• _What the task requires_:
In the listing below, find every line with the string "plain" and pull it out.

## START Dataset extract

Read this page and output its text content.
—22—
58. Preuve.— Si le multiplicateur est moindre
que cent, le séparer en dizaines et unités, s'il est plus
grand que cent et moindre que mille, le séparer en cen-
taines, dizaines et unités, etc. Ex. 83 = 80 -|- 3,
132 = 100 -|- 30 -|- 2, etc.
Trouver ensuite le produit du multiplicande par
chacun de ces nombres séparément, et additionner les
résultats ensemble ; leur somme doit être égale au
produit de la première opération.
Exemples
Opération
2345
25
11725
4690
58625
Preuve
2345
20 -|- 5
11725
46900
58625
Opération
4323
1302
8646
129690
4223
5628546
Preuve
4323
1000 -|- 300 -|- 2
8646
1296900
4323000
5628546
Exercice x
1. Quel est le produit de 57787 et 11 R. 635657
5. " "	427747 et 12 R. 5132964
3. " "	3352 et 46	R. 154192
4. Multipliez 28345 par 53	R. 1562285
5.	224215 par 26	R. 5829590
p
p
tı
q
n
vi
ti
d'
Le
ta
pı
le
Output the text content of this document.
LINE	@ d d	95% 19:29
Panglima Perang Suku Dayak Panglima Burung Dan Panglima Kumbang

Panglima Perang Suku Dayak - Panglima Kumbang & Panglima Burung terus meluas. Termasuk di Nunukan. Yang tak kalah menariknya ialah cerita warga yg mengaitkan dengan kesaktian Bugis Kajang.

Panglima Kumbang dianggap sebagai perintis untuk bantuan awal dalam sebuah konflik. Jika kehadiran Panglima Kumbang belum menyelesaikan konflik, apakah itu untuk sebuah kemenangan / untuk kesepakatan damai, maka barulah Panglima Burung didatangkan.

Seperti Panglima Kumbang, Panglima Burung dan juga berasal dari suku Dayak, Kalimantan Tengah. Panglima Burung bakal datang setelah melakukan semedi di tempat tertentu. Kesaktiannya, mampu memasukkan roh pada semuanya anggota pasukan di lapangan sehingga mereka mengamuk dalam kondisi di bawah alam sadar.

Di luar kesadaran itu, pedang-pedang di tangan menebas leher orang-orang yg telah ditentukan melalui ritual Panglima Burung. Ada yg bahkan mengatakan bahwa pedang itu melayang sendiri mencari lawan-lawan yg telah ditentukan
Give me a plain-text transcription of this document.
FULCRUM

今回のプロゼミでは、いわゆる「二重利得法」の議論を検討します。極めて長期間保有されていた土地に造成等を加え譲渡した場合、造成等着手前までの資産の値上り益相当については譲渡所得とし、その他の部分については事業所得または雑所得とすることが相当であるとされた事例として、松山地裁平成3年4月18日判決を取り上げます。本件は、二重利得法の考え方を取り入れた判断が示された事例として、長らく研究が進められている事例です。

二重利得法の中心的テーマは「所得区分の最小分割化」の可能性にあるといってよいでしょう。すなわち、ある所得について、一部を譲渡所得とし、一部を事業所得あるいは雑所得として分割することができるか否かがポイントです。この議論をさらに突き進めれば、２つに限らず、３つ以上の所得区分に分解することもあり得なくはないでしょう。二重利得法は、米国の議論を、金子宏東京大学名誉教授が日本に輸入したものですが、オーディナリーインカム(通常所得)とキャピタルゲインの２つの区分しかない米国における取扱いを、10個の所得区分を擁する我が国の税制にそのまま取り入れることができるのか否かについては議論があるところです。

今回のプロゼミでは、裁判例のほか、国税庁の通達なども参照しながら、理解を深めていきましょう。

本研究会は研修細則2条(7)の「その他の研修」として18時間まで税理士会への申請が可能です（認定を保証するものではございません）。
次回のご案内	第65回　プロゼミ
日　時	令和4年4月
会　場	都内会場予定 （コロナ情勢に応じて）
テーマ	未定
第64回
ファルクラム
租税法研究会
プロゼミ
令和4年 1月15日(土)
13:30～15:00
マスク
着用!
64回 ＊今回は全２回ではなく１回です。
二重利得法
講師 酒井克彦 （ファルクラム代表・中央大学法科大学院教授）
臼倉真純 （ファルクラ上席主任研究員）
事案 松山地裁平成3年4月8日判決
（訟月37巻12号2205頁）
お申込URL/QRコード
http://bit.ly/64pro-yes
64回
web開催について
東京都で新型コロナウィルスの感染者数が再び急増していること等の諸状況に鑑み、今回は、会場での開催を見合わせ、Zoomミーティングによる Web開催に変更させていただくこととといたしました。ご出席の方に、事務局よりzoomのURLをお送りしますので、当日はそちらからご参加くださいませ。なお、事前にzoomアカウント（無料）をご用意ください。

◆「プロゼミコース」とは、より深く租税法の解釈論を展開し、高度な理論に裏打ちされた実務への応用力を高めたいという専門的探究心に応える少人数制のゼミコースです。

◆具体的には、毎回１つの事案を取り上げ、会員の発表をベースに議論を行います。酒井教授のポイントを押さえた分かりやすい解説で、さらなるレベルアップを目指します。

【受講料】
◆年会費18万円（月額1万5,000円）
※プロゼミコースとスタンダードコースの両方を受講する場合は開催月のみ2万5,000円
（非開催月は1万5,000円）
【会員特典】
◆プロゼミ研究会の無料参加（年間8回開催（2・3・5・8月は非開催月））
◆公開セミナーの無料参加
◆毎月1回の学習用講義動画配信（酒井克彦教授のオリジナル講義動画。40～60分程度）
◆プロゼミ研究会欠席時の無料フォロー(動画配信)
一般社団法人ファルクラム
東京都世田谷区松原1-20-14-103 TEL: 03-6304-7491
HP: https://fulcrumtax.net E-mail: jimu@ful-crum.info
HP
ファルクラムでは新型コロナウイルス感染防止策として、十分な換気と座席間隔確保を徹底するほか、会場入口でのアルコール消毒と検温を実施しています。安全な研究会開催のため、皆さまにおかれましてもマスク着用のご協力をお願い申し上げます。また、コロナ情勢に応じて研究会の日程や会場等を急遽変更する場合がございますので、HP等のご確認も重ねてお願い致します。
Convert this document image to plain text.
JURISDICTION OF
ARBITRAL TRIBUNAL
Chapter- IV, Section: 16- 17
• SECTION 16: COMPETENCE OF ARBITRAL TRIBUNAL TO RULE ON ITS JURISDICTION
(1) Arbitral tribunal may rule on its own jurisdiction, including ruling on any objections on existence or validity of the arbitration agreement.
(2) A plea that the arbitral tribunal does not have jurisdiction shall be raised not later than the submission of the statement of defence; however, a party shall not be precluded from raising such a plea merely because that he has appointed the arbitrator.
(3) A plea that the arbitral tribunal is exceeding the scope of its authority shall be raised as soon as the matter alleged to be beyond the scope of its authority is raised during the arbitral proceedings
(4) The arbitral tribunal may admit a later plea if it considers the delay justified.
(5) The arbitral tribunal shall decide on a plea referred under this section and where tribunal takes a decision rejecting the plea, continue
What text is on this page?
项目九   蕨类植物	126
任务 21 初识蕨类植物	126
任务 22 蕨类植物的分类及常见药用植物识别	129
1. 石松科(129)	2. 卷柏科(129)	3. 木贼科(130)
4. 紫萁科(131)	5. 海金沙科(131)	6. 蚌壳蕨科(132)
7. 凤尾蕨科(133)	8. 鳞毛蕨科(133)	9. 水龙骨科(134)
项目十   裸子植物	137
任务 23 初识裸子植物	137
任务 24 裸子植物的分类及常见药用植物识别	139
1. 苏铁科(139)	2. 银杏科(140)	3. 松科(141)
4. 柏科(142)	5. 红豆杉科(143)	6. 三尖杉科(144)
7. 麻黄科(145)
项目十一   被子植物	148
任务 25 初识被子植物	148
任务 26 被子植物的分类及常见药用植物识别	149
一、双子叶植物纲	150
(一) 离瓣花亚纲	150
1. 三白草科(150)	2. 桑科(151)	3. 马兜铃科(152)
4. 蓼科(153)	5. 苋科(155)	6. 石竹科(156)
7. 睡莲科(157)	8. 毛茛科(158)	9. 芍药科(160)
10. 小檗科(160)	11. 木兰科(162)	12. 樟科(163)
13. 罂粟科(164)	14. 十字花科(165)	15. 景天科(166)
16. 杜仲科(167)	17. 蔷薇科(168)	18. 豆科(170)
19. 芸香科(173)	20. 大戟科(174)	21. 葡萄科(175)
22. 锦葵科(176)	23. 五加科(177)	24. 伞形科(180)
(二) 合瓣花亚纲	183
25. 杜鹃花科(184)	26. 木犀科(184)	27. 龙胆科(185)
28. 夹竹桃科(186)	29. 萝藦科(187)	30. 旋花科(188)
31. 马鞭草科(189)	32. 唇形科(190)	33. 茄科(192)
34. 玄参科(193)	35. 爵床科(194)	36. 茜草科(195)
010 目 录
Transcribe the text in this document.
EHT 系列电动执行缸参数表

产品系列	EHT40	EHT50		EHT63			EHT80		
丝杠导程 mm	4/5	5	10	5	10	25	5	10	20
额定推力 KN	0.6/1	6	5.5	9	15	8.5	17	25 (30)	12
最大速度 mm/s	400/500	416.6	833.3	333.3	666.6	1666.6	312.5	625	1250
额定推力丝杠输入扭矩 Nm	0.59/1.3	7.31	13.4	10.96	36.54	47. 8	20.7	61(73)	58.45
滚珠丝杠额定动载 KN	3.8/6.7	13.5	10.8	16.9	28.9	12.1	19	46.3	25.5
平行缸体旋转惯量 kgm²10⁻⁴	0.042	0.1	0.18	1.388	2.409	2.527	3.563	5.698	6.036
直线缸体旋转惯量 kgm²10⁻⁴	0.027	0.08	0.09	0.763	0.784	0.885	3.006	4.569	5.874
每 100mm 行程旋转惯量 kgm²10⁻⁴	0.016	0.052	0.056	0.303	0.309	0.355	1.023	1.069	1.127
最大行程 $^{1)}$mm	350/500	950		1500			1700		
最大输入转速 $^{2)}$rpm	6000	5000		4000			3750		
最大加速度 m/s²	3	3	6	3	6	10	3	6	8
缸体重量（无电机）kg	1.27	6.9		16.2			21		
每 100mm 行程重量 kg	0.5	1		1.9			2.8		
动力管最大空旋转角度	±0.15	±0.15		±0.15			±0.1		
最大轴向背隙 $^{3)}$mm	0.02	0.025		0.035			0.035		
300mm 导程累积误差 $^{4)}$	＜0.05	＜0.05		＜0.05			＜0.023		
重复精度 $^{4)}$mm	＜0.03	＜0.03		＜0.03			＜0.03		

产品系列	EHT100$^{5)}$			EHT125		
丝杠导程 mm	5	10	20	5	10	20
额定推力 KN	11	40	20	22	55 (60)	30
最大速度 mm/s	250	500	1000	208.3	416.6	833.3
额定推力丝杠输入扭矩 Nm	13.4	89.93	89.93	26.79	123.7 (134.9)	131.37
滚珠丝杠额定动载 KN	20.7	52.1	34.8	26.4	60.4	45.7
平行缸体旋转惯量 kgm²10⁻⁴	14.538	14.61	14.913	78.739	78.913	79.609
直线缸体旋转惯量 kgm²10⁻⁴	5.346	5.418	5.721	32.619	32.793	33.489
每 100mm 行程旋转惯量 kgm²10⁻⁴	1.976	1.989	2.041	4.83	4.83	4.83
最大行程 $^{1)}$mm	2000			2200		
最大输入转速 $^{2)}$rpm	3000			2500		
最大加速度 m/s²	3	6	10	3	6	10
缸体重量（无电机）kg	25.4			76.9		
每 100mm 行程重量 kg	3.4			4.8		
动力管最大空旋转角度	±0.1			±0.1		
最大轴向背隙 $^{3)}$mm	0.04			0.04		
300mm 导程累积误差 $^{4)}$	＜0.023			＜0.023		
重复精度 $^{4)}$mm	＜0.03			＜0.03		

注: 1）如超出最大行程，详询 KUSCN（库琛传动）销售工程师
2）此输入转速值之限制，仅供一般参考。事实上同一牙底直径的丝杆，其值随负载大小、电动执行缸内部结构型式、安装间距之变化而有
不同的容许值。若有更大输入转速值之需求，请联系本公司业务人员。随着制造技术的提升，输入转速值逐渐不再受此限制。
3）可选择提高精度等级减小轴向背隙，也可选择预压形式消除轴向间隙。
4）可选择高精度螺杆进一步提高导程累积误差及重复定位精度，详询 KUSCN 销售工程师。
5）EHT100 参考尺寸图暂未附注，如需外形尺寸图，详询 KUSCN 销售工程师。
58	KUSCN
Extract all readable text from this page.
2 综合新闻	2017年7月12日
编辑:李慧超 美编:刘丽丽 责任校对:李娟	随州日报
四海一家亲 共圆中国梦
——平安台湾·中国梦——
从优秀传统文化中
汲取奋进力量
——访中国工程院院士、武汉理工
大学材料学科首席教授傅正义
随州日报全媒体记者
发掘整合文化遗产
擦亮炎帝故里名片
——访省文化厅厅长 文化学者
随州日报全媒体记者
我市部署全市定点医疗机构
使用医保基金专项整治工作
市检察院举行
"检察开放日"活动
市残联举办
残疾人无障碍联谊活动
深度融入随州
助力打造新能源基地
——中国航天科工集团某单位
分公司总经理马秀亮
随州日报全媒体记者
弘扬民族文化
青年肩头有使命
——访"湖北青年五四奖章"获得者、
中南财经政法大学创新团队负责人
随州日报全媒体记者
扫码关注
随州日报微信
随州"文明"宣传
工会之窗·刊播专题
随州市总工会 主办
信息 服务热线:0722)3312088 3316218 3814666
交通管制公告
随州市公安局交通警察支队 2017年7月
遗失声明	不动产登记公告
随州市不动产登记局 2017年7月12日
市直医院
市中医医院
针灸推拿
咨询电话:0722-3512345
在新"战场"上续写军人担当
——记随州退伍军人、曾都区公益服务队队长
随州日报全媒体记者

## END Dataset extract

• _Solution to the exercise_:
Give me a plain-text transcription of this document.
Convert this document image to plain text.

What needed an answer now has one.